1 资料与方法 1.1 主要试剂与仪器人原代类风湿关节炎滑膜成纤维(RA-FLS)细胞(货号:HUM-iCell-s010RA)和人RA-FLS专用培养基(货号:iCell-s010RA-002h)均购自赛百慷(上海)生物技术股份有限公司。Transwell小室(货号:22521040)和Matrigel(货号:356234)均购自Corning。0.1%结晶紫溶液(货号:G1063)购自北京索莱宝科技有限公司。PI3K激动剂740Y-P(货号:1236188-16-1)购自上海陶素药业有限公司。胰蛋白酶购自武汉普诺赛生命科技有限公司。CCK-8试剂盒(货号:C0038)及增强型化学发光液(ECL,货号:P0018S)、Annexin V-FITC/PI细胞凋亡检测试剂盒(货号:C1062L)、细胞裂解液(货号:P0013)和BCA试剂盒(货号:P0009)均购自上海碧云天生物技术有限公司。一抗PI3K(货号:20584-1-AP)、AKT(货号:60203-2-Ig)、p-AKT(货号:66444-1-Ig)、乳动物雷帕霉素靶蛋白(mTOR,货号:28273-1-AP)、磷酸化的哺乳动物雷帕霉素靶蛋白(p-mTOR,货号:28879-1-AP),二抗山羊抗兔免疫球蛋白(Ig)G(货号:SA00001-2)、山羊抗鼠IgG(货号:SA00001-1)、内参β-actin(货号:20536-1-AP)均购自Proteintech。一抗p-PI3K(货号:CSB-PA000712)、糖原合成酶激酶-3β(GSK-3β,货号:CSB-RA216259A0HU),磷酸化的糖原合成酶激酶-3β(p-GSK-3β,货号:CSB-RA009963 A09phHU),IL-6(货号:CSB-E04638h)、TNF-α(货号:CSB-E04740h)、白细胞介素-1β(IL-1β,货号:CSB-E08053h)和白细胞介素-10(IL-10,货号:CSB-E04593h)的酶联免疫吸附测定(ELISA)试剂盒购自武汉华美生物工程有限公司。

**数据集中的条目:**
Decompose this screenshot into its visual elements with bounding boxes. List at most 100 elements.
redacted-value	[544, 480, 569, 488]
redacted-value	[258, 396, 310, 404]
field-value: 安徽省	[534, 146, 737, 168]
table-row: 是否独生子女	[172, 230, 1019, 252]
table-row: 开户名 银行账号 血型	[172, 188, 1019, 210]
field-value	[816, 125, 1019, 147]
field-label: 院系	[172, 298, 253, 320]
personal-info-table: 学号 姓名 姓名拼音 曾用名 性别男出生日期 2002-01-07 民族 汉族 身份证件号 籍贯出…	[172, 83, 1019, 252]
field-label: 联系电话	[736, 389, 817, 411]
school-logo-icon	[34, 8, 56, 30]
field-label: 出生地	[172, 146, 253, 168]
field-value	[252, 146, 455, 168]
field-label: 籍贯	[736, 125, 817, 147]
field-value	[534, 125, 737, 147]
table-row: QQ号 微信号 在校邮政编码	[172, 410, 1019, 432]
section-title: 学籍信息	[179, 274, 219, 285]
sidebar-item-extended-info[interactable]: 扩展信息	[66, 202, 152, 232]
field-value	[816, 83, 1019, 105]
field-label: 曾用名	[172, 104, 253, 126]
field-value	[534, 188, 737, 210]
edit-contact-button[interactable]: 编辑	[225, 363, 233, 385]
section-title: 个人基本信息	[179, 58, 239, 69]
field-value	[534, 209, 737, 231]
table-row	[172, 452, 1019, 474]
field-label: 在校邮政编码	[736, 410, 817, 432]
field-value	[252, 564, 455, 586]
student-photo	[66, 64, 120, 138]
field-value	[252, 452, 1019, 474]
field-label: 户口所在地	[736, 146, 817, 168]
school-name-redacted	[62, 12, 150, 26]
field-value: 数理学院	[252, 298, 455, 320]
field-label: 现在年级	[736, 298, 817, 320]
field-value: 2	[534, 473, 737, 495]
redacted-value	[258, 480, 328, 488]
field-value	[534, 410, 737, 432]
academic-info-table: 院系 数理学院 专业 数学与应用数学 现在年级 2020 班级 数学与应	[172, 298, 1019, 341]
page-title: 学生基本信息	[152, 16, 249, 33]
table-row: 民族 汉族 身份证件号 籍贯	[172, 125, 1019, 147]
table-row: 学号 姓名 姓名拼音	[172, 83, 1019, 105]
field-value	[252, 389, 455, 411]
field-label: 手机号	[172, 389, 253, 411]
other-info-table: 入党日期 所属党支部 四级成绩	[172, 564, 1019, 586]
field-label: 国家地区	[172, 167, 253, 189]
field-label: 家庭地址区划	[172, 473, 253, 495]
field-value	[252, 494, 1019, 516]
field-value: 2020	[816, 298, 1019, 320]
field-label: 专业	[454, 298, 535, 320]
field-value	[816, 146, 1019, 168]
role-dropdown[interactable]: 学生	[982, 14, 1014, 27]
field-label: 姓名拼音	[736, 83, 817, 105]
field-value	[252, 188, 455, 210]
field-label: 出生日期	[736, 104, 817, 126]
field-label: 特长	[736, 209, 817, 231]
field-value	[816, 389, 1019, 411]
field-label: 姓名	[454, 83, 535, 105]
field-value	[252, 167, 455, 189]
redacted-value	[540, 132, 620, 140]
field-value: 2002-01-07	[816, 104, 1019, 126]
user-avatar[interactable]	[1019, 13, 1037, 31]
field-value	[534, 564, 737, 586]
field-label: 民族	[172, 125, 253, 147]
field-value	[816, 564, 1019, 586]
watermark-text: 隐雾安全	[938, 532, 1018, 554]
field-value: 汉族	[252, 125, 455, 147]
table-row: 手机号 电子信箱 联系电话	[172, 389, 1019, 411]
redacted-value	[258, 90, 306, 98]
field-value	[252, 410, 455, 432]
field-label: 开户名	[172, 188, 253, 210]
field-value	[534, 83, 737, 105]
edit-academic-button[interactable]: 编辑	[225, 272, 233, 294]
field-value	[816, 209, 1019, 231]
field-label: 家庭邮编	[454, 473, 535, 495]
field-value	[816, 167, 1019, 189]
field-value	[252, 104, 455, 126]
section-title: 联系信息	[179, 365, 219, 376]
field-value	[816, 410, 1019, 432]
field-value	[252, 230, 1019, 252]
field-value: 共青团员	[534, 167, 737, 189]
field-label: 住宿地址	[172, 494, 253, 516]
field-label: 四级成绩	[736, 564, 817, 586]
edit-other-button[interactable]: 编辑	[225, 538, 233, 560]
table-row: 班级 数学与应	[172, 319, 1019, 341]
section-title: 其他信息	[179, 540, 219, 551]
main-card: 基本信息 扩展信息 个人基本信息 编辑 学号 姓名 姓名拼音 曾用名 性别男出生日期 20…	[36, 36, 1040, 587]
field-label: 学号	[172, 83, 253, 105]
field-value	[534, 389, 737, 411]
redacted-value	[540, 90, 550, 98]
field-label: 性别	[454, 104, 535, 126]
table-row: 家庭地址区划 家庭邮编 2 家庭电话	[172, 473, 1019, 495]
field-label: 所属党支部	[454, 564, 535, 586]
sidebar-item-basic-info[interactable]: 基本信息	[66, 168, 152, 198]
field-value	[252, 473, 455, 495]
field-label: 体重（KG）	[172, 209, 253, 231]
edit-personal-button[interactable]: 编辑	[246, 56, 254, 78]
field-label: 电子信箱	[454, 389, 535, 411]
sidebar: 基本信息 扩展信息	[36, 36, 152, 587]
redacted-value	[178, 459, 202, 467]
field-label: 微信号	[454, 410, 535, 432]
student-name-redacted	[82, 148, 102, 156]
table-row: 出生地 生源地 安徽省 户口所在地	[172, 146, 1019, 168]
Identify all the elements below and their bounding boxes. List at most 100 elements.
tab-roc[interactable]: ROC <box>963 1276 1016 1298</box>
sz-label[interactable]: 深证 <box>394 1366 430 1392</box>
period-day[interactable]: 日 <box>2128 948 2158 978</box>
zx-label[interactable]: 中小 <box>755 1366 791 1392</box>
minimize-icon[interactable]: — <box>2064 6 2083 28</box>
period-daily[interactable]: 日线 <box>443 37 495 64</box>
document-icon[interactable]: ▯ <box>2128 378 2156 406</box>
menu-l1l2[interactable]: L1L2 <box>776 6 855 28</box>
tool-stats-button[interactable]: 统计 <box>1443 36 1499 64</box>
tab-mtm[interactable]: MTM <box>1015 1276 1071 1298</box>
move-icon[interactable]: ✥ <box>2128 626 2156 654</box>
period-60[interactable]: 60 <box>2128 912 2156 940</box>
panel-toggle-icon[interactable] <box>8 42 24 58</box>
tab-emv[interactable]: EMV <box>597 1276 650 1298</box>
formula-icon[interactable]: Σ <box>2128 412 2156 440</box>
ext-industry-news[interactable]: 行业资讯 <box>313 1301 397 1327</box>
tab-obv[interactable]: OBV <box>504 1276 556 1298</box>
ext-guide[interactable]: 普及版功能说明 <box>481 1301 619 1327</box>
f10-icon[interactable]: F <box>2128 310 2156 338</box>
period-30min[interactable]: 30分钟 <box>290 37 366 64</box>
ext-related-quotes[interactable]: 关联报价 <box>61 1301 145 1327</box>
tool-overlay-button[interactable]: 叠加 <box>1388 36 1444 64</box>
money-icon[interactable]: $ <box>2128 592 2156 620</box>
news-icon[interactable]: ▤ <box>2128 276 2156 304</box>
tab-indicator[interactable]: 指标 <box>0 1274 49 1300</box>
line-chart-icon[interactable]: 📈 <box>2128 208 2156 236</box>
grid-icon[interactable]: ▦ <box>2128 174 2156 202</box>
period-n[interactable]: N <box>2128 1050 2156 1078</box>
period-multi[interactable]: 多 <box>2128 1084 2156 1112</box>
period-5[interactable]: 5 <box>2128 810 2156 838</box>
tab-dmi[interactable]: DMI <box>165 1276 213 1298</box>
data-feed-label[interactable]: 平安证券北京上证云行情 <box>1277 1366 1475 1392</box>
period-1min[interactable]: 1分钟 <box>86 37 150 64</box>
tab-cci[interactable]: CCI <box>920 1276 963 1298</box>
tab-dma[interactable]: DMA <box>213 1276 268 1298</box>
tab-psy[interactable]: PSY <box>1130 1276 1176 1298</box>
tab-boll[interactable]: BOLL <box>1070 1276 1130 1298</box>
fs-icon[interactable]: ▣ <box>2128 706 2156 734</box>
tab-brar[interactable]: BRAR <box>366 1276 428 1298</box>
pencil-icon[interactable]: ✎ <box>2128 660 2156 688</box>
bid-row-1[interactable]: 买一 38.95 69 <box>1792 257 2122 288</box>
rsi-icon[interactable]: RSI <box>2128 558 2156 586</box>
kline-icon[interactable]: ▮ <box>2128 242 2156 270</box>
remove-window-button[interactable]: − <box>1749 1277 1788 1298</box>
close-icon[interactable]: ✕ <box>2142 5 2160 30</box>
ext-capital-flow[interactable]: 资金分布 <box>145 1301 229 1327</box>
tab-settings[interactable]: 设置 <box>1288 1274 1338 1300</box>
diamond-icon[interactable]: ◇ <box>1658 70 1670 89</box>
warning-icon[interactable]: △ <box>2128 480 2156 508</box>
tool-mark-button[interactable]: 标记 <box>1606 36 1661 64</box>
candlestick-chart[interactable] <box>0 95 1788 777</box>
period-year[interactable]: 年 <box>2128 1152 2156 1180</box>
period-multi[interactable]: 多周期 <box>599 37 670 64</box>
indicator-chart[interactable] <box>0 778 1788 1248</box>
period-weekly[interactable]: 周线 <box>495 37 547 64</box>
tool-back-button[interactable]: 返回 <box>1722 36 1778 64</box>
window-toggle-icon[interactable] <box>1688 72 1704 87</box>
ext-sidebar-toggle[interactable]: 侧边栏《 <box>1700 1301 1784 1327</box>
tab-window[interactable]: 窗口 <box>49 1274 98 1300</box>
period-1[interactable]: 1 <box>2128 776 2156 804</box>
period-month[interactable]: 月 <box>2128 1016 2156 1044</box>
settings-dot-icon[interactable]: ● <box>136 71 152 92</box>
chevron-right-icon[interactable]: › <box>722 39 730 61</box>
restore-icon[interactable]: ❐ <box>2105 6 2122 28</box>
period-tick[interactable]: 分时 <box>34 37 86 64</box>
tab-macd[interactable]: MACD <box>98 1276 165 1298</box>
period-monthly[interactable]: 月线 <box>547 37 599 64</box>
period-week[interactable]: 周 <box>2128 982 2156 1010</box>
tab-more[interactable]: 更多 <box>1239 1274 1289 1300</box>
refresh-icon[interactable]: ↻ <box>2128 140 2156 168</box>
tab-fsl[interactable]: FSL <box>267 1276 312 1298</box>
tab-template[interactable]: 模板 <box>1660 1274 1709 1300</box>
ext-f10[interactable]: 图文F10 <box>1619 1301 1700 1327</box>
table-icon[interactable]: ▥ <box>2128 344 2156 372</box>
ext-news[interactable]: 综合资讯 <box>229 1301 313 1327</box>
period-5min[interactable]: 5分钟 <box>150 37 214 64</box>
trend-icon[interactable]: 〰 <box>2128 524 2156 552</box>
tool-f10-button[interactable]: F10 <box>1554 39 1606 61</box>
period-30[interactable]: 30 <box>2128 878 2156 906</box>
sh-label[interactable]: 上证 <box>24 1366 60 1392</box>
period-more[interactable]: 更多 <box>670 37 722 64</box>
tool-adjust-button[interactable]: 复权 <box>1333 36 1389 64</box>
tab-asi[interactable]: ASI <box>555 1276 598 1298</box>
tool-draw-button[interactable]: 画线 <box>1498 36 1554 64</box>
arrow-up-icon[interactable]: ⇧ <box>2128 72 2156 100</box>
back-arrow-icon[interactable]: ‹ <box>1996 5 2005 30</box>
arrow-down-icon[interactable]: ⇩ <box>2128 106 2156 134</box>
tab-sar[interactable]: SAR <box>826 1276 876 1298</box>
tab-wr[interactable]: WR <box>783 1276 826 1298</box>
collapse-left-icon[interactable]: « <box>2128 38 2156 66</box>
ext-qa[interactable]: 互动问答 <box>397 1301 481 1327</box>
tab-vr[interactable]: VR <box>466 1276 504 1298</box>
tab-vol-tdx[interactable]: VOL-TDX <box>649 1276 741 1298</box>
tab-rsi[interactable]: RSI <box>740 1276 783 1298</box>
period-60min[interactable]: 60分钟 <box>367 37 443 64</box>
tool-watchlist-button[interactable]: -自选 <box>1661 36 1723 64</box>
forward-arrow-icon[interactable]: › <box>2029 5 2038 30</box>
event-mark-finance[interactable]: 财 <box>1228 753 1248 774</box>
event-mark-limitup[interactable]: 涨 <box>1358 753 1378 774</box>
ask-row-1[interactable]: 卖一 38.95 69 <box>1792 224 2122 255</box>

**待完成任务:**
[1] 列出文本片段中提到的全部试剂或细胞供应商名称。
[2] 根据文本片段,PI3K激动剂740Y-P购自哪家公司?
这些条目与文本片段没有关联。

**各题答案:**
[1] 赛百慷(上海)生物技术股份有限公司、Corning、北京索莱宝科技有限公司、上海陶素药业有限公司、武汉普诺赛生命科技有限公司、上海碧云天生物技术有限公司、Proteintech、武汉华美生物工程有限公司

[2] 上海陶素药业有限公司